Extract the full listing verbatim and drop any pictures from your copy.

Collected data entries:
"""
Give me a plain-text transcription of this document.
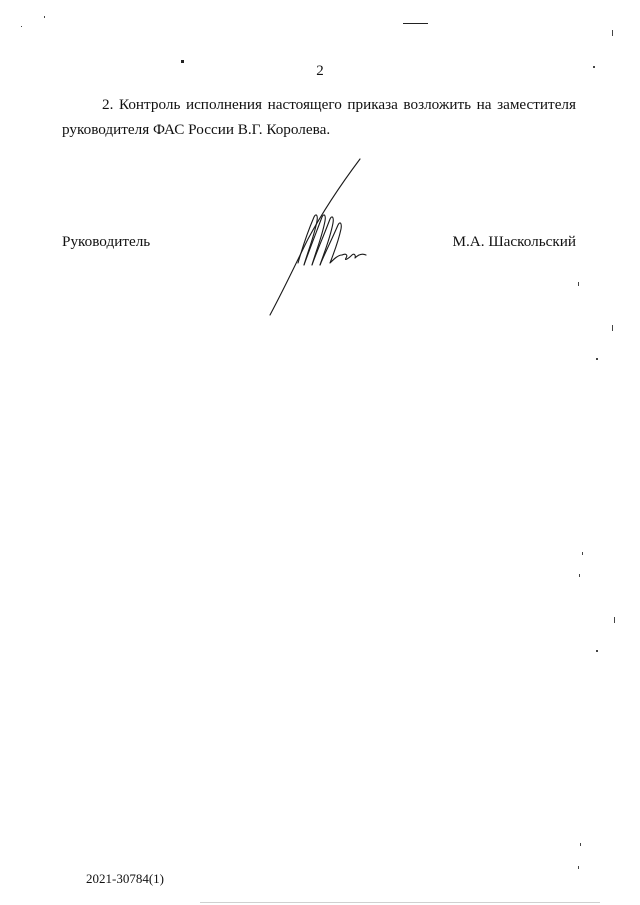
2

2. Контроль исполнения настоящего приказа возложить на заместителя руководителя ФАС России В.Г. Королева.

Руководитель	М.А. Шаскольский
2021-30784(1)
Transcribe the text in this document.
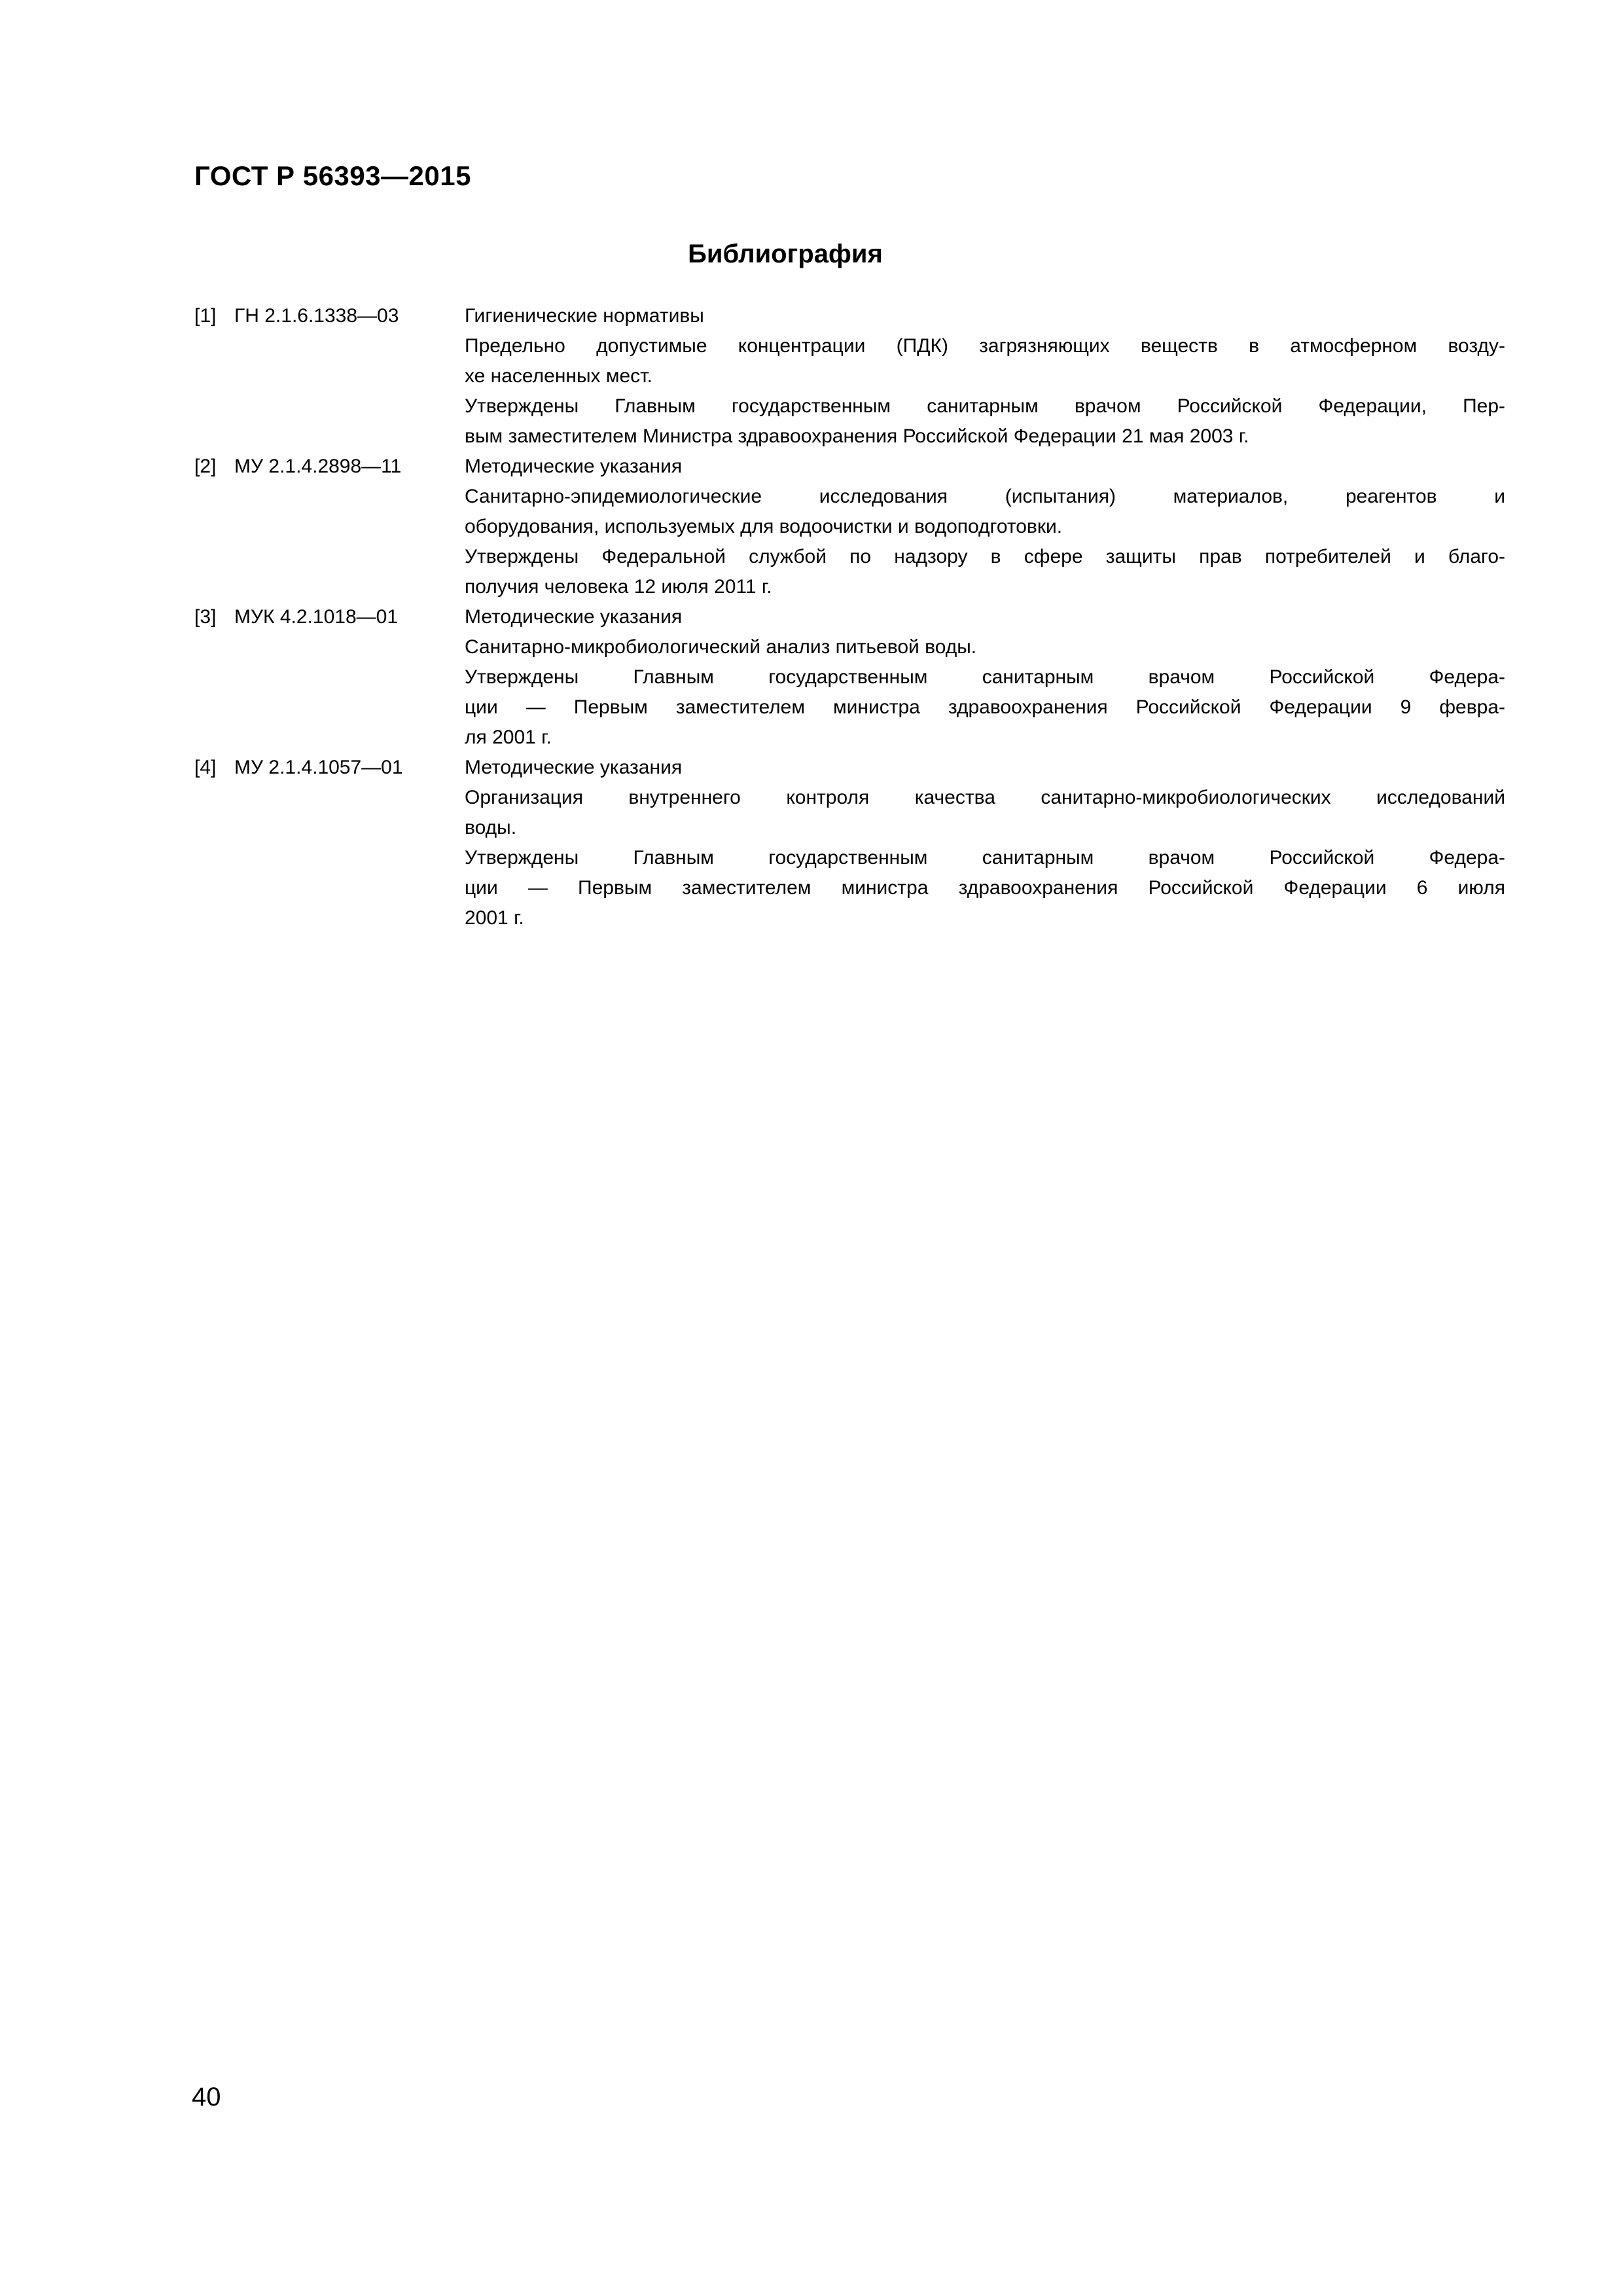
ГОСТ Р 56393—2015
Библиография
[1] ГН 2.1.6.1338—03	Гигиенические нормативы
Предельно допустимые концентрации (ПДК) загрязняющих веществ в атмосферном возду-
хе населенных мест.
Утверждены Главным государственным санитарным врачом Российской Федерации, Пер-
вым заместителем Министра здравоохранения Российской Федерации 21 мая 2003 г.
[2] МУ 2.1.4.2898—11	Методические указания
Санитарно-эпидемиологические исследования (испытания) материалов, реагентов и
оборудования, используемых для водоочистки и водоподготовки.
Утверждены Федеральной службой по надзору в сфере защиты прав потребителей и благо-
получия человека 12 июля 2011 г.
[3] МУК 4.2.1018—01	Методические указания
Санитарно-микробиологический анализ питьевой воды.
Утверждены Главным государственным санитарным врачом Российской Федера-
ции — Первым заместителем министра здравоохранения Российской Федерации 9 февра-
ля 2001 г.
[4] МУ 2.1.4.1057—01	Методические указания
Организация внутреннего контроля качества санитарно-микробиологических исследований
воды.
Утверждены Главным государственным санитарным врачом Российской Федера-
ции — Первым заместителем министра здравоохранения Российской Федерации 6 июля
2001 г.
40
"""
■ **Reply**:
Give me a plain-text transcription of this document.
2

2. Контроль исполнения настоящего приказа возложить на заместителя руководителя ФАС России В.Г. Королева.

Руководитель	М.А. Шаскольский
2021-30784(1)
Transcribe the text in this document.
ГОСТ Р 56393—2015
Библиография
[1] ГН 2.1.6.1338—03	Гигиенические нормативы
Предельно допустимые концентрации (ПДК) загрязняющих веществ в атмосферном возду-
хе населенных мест.
Утверждены Главным государственным санитарным врачом Российской Федерации, Пер-
вым заместителем Министра здравоохранения Российской Федерации 21 мая 2003 г.
[2] МУ 2.1.4.2898—11	Методические указания
Санитарно-эпидемиологические исследования (испытания) материалов, реагентов и
оборудования, используемых для водоочистки и водоподготовки.
Утверждены Федеральной службой по надзору в сфере защиты прав потребителей и благо-
получия человека 12 июля 2011 г.
[3] МУК 4.2.1018—01	Методические указания
Санитарно-микробиологический анализ питьевой воды.
Утверждены Главным государственным санитарным врачом Российской Федера-
ции — Первым заместителем министра здравоохранения Российской Федерации 9 февра-
ля 2001 г.
[4] МУ 2.1.4.1057—01	Методические указания
Организация внутреннего контроля качества санитарно-микробиологических исследований
воды.
Утверждены Главным государственным санитарным врачом Российской Федера-
ции — Первым заместителем министра здравоохранения Российской Федерации 6 июля
2001 г.
40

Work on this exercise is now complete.